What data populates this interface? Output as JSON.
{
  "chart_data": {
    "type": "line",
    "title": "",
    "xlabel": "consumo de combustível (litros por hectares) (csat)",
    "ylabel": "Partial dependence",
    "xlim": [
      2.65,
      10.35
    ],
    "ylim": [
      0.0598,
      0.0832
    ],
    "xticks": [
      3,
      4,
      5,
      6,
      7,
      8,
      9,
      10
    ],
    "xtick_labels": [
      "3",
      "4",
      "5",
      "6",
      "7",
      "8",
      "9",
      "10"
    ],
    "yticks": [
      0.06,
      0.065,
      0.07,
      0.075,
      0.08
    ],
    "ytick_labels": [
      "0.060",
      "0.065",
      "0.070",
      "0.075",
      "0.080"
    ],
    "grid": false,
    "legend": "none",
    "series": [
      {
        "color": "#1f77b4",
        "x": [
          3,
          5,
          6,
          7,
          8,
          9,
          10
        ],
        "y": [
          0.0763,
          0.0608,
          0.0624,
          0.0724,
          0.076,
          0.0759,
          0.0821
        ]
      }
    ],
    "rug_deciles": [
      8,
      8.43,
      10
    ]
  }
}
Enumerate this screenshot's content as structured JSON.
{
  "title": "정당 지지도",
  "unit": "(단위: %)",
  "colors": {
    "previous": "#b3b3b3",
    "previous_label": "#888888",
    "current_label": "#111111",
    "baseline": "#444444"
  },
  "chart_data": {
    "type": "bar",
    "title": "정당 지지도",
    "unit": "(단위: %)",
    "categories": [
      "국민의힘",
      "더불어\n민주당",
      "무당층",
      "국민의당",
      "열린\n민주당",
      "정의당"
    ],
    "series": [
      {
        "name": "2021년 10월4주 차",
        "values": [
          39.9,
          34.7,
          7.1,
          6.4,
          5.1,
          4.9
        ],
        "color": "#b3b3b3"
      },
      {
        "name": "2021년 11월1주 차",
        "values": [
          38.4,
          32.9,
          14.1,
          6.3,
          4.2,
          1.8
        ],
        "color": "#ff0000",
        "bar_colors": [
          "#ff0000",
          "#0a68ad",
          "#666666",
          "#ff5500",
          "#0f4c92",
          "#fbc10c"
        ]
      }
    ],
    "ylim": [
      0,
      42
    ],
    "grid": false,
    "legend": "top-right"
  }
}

· · · ·

§ **PROBLEM REQUIREMENTS**
Repeat the material above in full, keeping every word.

§ **THE ANSWER**
What data populates this interface? Output as JSON.
{
  "chart_data": {
    "type": "line",
    "title": "",
    "xlabel": "consumo de combustível (litros por hectares) (csat)",
    "ylabel": "Partial dependence",
    "xlim": [
      2.65,
      10.35
    ],
    "ylim": [
      0.0598,
      0.0832
    ],
    "xticks": [
      3,
      4,
      5,
      6,
      7,
      8,
      9,
      10
    ],
    "xtick_labels": [
      "3",
      "4",
      "5",
      "6",
      "7",
      "8",
      "9",
      "10"
    ],
    "yticks": [
      0.06,
      0.065,
      0.07,
      0.075,
      0.08
    ],
    "ytick_labels": [
      "0.060",
      "0.065",
      "0.070",
      "0.075",
      "0.080"
    ],
    "grid": false,
    "legend": "none",
    "series": [
      {
        "color": "#1f77b4",
        "x": [
          3,
          5,
          6,
          7,
          8,
          9,
          10
        ],
        "y": [
          0.0763,
          0.0608,
          0.0624,
          0.0724,
          0.076,
          0.0759,
          0.0821
        ]
      }
    ],
    "rug_deciles": [
      8,
      8.43,
      10
    ]
  }
}
Enumerate this screenshot's content as structured JSON.
{
  "title": "정당 지지도",
  "unit": "(단위: %)",
  "colors": {
    "previous": "#b3b3b3",
    "previous_label": "#888888",
    "current_label": "#111111",
    "baseline": "#444444"
  },
  "chart_data": {
    "type": "bar",
    "title": "정당 지지도",
    "unit": "(단위: %)",
    "categories": [
      "국민의힘",
      "더불어\n민주당",
      "무당층",
      "국민의당",
      "열린\n민주당",
      "정의당"
    ],
    "series": [
      {
        "name": "2021년 10월4주 차",
        "values": [
          39.9,
          34.7,
          7.1,
          6.4,
          5.1,
          4.9
        ],
        "color": "#b3b3b3"
      },
      {
        "name": "2021년 11월1주 차",
        "values": [
          38.4,
          32.9,
          14.1,
          6.3,
          4.2,
          1.8
        ],
        "color": "#ff0000",
        "bar_colors": [
          "#ff0000",
          "#0a68ad",
          "#666666",
          "#ff5500",
          "#0f4c92",
          "#fbc10c"
        ]
      }
    ],
    "ylim": [
      0,
      42
    ],
    "grid": false,
    "legend": "top-right"
  }
}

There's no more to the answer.